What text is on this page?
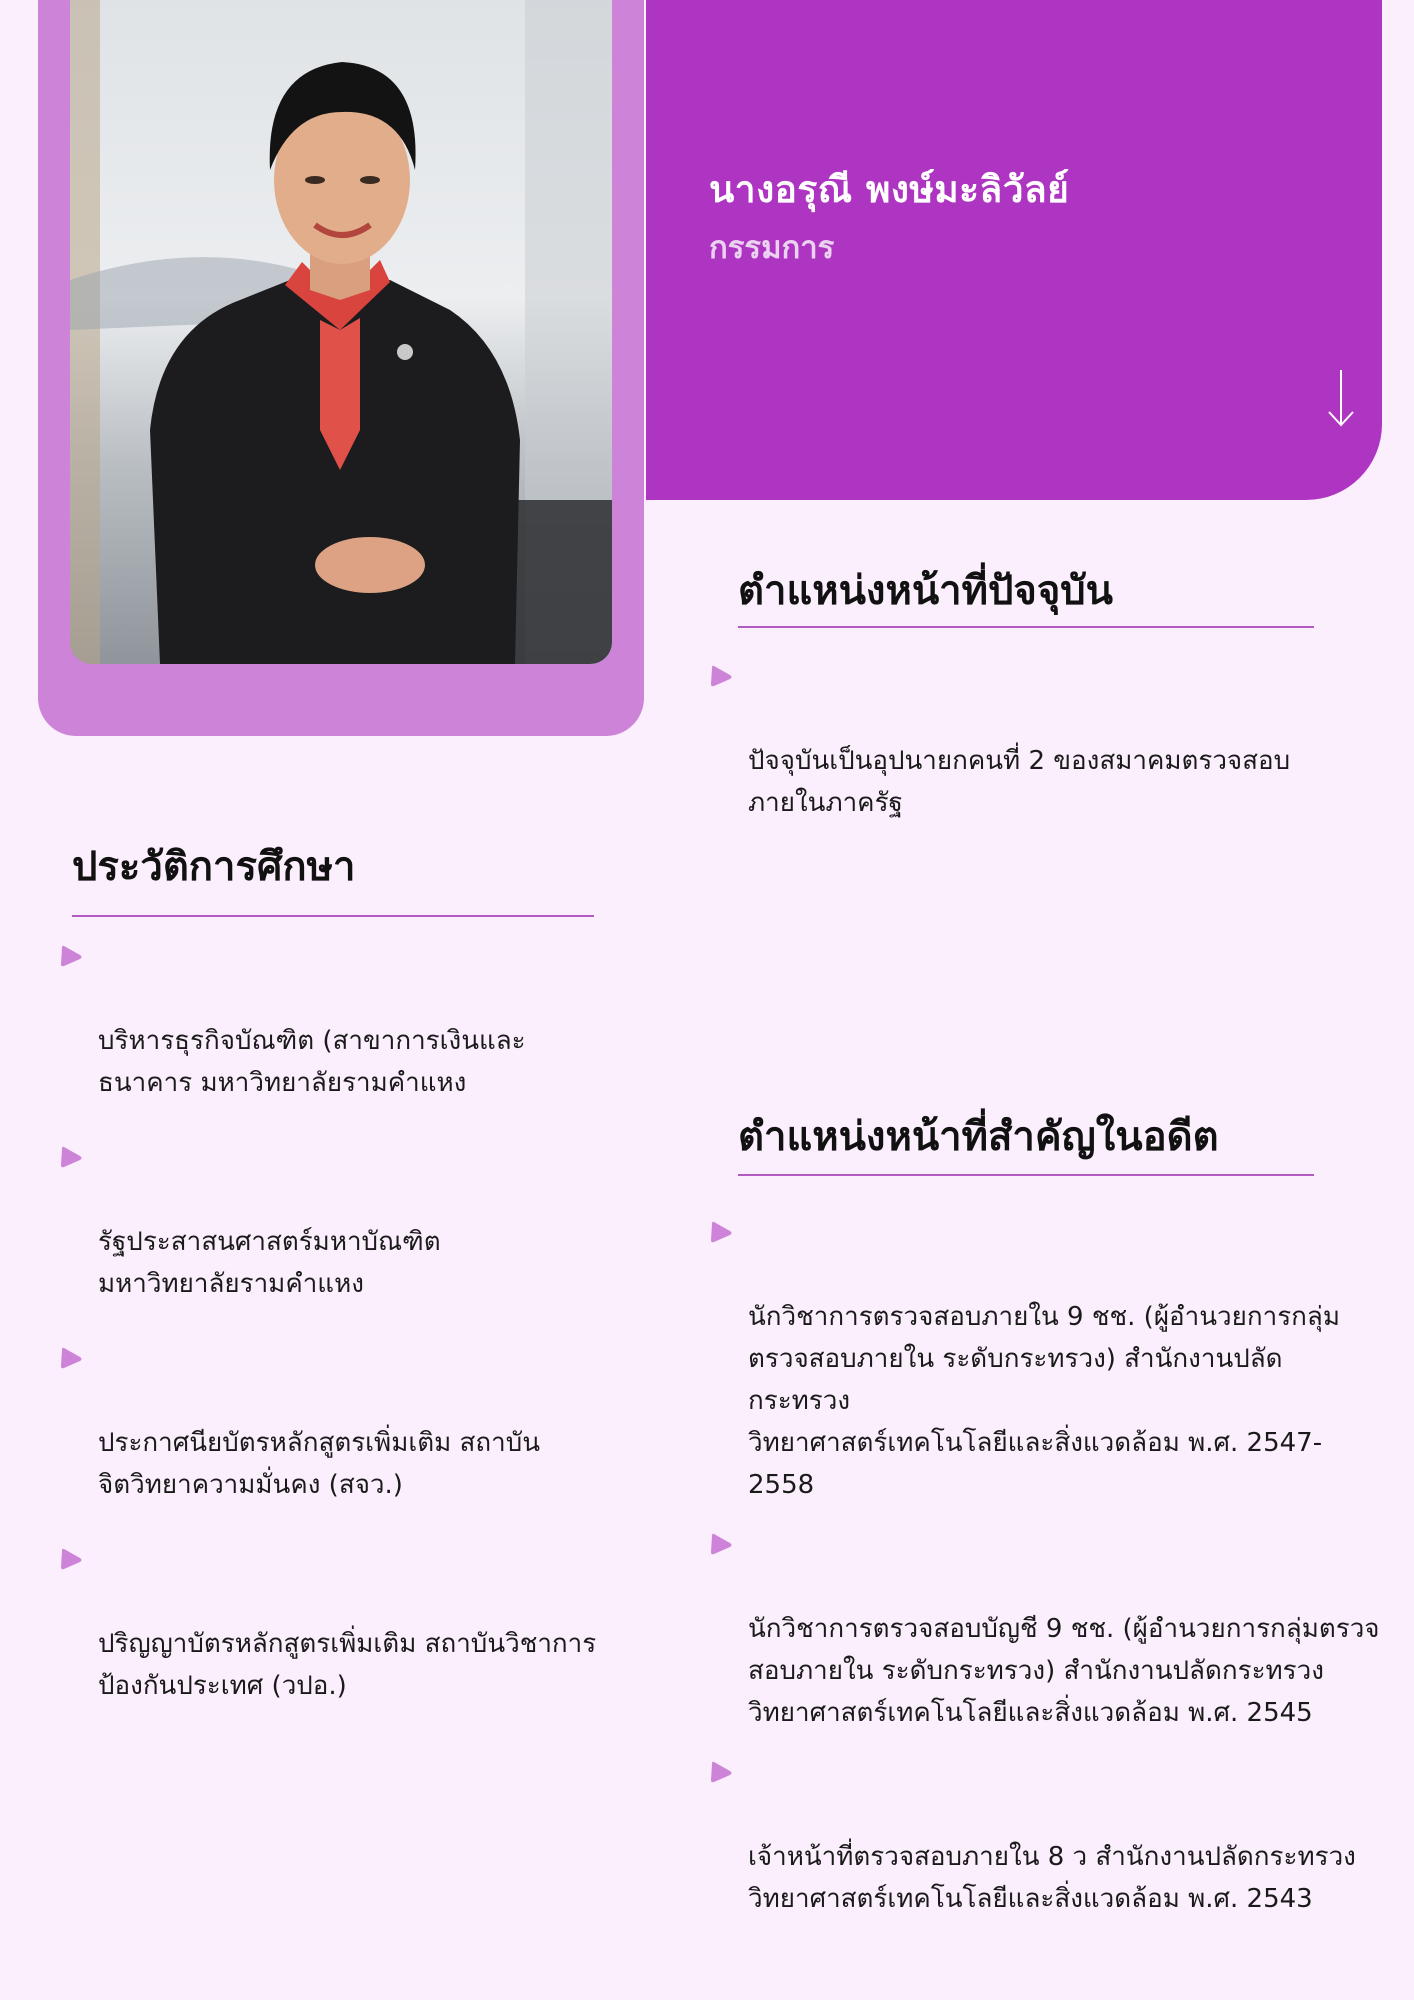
นางอรุณี พงษ์มะลิวัลย์
กรรมการ
ตำแหน่งหน้าที่ปัจจุบัน

ปัจจุบันเป็นอุปนายกคนที่ 2 ของสมาคมตรวจสอบ
ภายในภาครัฐ

ประวัติการศึกษา

บริหารธุรกิจบัณฑิต (สาขาการเงินและ
ธนาคาร มหาวิทยาลัยรามคำแหง

รัฐประสาสนศาสตร์มหาบัณฑิต
มหาวิทยาลัยรามคำแหง

ประกาศนียบัตรหลักสูตรเพิ่มเติม สถาบัน
จิตวิทยาความมั่นคง (สจว.)

ปริญญาบัตรหลักสูตรเพิ่มเติม สถาบันวิชาการ
ป้องกันประเทศ (วปอ.)

ตำแหน่งหน้าที่สำคัญในอดีต

นักวิชาการตรวจสอบภายใน 9 ชช. (ผู้อำนวยการกลุ่ม
ตรวจสอบภายใน ระดับกระทรวง) สำนักงานปลัดกระทรวง
วิทยาศาสตร์เทคโนโลยีและสิ่งแวดล้อม พ.ศ. 2547-2558

นักวิชาการตรวจสอบบัญชี 9 ชช. (ผู้อำนวยการกลุ่มตรวจ
สอบภายใน ระดับกระทรวง) สำนักงานปลัดกระทรวง
วิทยาศาสตร์เทคโนโลยีและสิ่งแวดล้อม พ.ศ. 2545

เจ้าหน้าที่ตรวจสอบภายใน 8 ว สำนักงานปลัดกระทรวง
วิทยาศาสตร์เทคโนโลยีและสิ่งแวดล้อม พ.ศ. 2543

# Problem description
Find the lines above that contain the word "ยรามคำแหง" and collect them.

# Written answer
ธนาคาร มหาวิทยาลัยรามคำแหง
มหาวิทยาลัยรามคำแหง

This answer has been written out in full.